Would you copy out the whole listing exactly as given?

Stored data
—————
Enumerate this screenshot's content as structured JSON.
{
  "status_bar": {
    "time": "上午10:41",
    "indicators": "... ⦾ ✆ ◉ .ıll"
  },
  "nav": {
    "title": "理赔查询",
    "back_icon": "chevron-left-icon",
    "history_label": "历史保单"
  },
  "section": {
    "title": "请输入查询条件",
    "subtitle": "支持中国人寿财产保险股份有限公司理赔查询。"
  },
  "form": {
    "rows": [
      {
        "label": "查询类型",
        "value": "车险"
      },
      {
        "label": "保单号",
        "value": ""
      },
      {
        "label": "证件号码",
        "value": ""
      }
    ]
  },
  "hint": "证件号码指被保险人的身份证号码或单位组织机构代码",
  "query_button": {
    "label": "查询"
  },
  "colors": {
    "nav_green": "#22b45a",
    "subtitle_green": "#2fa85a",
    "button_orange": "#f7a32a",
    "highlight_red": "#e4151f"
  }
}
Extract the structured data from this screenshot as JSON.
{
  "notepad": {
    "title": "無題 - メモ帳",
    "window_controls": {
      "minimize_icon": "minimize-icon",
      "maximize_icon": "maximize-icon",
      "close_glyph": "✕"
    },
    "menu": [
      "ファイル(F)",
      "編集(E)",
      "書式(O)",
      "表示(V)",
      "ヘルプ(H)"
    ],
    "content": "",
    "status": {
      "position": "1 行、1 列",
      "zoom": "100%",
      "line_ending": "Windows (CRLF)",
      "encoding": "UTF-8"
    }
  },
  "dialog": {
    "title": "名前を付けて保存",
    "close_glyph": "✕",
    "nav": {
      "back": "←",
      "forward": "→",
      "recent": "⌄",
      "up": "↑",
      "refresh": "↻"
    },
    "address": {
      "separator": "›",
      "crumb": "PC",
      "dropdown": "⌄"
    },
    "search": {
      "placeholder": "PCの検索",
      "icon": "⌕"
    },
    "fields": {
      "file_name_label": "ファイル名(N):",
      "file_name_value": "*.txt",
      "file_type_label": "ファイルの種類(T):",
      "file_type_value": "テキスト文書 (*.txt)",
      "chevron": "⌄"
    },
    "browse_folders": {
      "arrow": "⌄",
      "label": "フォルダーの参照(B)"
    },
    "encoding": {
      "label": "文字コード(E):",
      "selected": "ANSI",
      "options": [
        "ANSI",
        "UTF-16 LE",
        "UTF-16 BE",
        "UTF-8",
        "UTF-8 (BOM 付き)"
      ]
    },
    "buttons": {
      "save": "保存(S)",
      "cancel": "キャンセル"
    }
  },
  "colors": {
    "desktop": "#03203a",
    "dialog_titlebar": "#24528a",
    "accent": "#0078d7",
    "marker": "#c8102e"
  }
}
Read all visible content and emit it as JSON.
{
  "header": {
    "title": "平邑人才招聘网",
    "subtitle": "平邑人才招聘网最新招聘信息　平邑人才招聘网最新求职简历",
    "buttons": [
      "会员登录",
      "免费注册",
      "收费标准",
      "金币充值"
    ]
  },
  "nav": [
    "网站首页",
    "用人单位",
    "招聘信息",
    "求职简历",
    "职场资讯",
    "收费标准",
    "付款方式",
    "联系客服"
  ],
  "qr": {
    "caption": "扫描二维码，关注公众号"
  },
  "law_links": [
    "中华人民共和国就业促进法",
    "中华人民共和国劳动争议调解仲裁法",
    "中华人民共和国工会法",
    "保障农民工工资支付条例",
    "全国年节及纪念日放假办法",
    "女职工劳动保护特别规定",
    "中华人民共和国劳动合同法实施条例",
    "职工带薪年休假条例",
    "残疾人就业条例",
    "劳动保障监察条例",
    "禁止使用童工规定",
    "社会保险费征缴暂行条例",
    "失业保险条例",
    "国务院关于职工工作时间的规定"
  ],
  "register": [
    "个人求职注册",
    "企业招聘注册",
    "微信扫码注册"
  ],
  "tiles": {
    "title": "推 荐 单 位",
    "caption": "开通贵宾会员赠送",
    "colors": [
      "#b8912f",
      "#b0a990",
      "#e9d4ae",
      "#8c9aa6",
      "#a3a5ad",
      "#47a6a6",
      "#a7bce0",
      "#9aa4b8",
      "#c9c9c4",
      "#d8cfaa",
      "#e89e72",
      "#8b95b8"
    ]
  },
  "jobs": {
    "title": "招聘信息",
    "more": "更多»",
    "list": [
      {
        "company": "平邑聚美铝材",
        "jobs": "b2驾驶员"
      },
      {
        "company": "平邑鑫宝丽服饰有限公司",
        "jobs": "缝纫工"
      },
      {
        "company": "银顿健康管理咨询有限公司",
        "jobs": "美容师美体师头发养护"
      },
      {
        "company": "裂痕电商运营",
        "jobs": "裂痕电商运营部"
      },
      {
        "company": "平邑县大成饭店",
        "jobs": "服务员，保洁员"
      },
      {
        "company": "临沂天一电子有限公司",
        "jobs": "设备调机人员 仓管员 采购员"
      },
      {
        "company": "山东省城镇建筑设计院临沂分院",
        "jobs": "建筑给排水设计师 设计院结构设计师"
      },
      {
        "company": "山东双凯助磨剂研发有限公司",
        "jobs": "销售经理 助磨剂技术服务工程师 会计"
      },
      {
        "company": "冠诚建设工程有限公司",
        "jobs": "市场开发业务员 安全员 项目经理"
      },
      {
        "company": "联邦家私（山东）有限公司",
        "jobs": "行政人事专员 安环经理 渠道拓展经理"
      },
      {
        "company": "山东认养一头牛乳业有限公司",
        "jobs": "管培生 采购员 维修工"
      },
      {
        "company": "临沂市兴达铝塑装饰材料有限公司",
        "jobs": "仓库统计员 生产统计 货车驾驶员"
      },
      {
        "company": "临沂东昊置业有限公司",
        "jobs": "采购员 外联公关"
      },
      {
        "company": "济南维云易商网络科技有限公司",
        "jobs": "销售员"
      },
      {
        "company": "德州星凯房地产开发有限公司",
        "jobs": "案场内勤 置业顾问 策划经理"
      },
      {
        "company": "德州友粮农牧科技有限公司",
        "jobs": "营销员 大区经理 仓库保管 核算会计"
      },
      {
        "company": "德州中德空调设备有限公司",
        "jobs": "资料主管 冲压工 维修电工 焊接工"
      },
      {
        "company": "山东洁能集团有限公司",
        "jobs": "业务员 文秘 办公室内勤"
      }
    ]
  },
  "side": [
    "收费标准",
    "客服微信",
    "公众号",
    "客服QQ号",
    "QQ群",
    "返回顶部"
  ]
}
—————
■ CORRECT ANSWER
Enumerate this screenshot's content as structured JSON.
{
  "status_bar": {
    "time": "上午10:41",
    "indicators": "... ⦾ ✆ ◉ .ıll"
  },
  "nav": {
    "title": "理赔查询",
    "back_icon": "chevron-left-icon",
    "history_label": "历史保单"
  },
  "section": {
    "title": "请输入查询条件",
    "subtitle": "支持中国人寿财产保险股份有限公司理赔查询。"
  },
  "form": {
    "rows": [
      {
        "label": "查询类型",
        "value": "车险"
      },
      {
        "label": "保单号",
        "value": ""
      },
      {
        "label": "证件号码",
        "value": ""
      }
    ]
  },
  "hint": "证件号码指被保险人的身份证号码或单位组织机构代码",
  "query_button": {
    "label": "查询"
  },
  "colors": {
    "nav_green": "#22b45a",
    "subtitle_green": "#2fa85a",
    "button_orange": "#f7a32a",
    "highlight_red": "#e4151f"
  }
}
Extract the structured data from this screenshot as JSON.
{
  "notepad": {
    "title": "無題 - メモ帳",
    "window_controls": {
      "minimize_icon": "minimize-icon",
      "maximize_icon": "maximize-icon",
      "close_glyph": "✕"
    },
    "menu": [
      "ファイル(F)",
      "編集(E)",
      "書式(O)",
      "表示(V)",
      "ヘルプ(H)"
    ],
    "content": "",
    "status": {
      "position": "1 行、1 列",
      "zoom": "100%",
      "line_ending": "Windows (CRLF)",
      "encoding": "UTF-8"
    }
  },
  "dialog": {
    "title": "名前を付けて保存",
    "close_glyph": "✕",
    "nav": {
      "back": "←",
      "forward": "→",
      "recent": "⌄",
      "up": "↑",
      "refresh": "↻"
    },
    "address": {
      "separator": "›",
      "crumb": "PC",
      "dropdown": "⌄"
    },
    "search": {
      "placeholder": "PCの検索",
      "icon": "⌕"
    },
    "fields": {
      "file_name_label": "ファイル名(N):",
      "file_name_value": "*.txt",
      "file_type_label": "ファイルの種類(T):",
      "file_type_value": "テキスト文書 (*.txt)",
      "chevron": "⌄"
    },
    "browse_folders": {
      "arrow": "⌄",
      "label": "フォルダーの参照(B)"
    },
    "encoding": {
      "label": "文字コード(E):",
      "selected": "ANSI",
      "options": [
        "ANSI",
        "UTF-16 LE",
        "UTF-16 BE",
        "UTF-8",
        "UTF-8 (BOM 付き)"
      ]
    },
    "buttons": {
      "save": "保存(S)",
      "cancel": "キャンセル"
    }
  },
  "colors": {
    "desktop": "#03203a",
    "dialog_titlebar": "#24528a",
    "accent": "#0078d7",
    "marker": "#c8102e"
  }
}
Read all visible content and emit it as JSON.
{
  "header": {
    "title": "平邑人才招聘网",
    "subtitle": "平邑人才招聘网最新招聘信息　平邑人才招聘网最新求职简历",
    "buttons": [
      "会员登录",
      "免费注册",
      "收费标准",
      "金币充值"
    ]
  },
  "nav": [
    "网站首页",
    "用人单位",
    "招聘信息",
    "求职简历",
    "职场资讯",
    "收费标准",
    "付款方式",
    "联系客服"
  ],
  "qr": {
    "caption": "扫描二维码，关注公众号"
  },
  "law_links": [
    "中华人民共和国就业促进法",
    "中华人民共和国劳动争议调解仲裁法",
    "中华人民共和国工会法",
    "保障农民工工资支付条例",
    "全国年节及纪念日放假办法",
    "女职工劳动保护特别规定",
    "中华人民共和国劳动合同法实施条例",
    "职工带薪年休假条例",
    "残疾人就业条例",
    "劳动保障监察条例",
    "禁止使用童工规定",
    "社会保险费征缴暂行条例",
    "失业保险条例",
    "国务院关于职工工作时间的规定"
  ],
  "register": [
    "个人求职注册",
    "企业招聘注册",
    "微信扫码注册"
  ],
  "tiles": {
    "title": "推 荐 单 位",
    "caption": "开通贵宾会员赠送",
    "colors": [
      "#b8912f",
      "#b0a990",
      "#e9d4ae",
      "#8c9aa6",
      "#a3a5ad",
      "#47a6a6",
      "#a7bce0",
      "#9aa4b8",
      "#c9c9c4",
      "#d8cfaa",
      "#e89e72",
      "#8b95b8"
    ]
  },
  "jobs": {
    "title": "招聘信息",
    "more": "更多»",
    "list": [
      {
        "company": "平邑聚美铝材",
        "jobs": "b2驾驶员"
      },
      {
        "company": "平邑鑫宝丽服饰有限公司",
        "jobs": "缝纫工"
      },
      {
        "company": "银顿健康管理咨询有限公司",
        "jobs": "美容师美体师头发养护"
      },
      {
        "company": "裂痕电商运营",
        "jobs": "裂痕电商运营部"
      },
      {
        "company": "平邑县大成饭店",
        "jobs": "服务员，保洁员"
      },
      {
        "company": "临沂天一电子有限公司",
        "jobs": "设备调机人员 仓管员 采购员"
      },
      {
        "company": "山东省城镇建筑设计院临沂分院",
        "jobs": "建筑给排水设计师 设计院结构设计师"
      },
      {
        "company": "山东双凯助磨剂研发有限公司",
        "jobs": "销售经理 助磨剂技术服务工程师 会计"
      },
      {
        "company": "冠诚建设工程有限公司",
        "jobs": "市场开发业务员 安全员 项目经理"
      },
      {
        "company": "联邦家私（山东）有限公司",
        "jobs": "行政人事专员 安环经理 渠道拓展经理"
      },
      {
        "company": "山东认养一头牛乳业有限公司",
        "jobs": "管培生 采购员 维修工"
      },
      {
        "company": "临沂市兴达铝塑装饰材料有限公司",
        "jobs": "仓库统计员 生产统计 货车驾驶员"
      },
      {
        "company": "临沂东昊置业有限公司",
        "jobs": "采购员 外联公关"
      },
      {
        "company": "济南维云易商网络科技有限公司",
        "jobs": "销售员"
      },
      {
        "company": "德州星凯房地产开发有限公司",
        "jobs": "案场内勤 置业顾问 策划经理"
      },
      {
        "company": "德州友粮农牧科技有限公司",
        "jobs": "营销员 大区经理 仓库保管 核算会计"
      },
      {
        "company": "德州中德空调设备有限公司",
        "jobs": "资料主管 冲压工 维修电工 焊接工"
      },
      {
        "company": "山东洁能集团有限公司",
        "jobs": "业务员 文秘 办公室内勤"
      }
    ]
  },
  "side": [
    "收费标准",
    "客服微信",
    "公众号",
    "客服QQ号",
    "QQ群",
    "返回顶部"
  ]
}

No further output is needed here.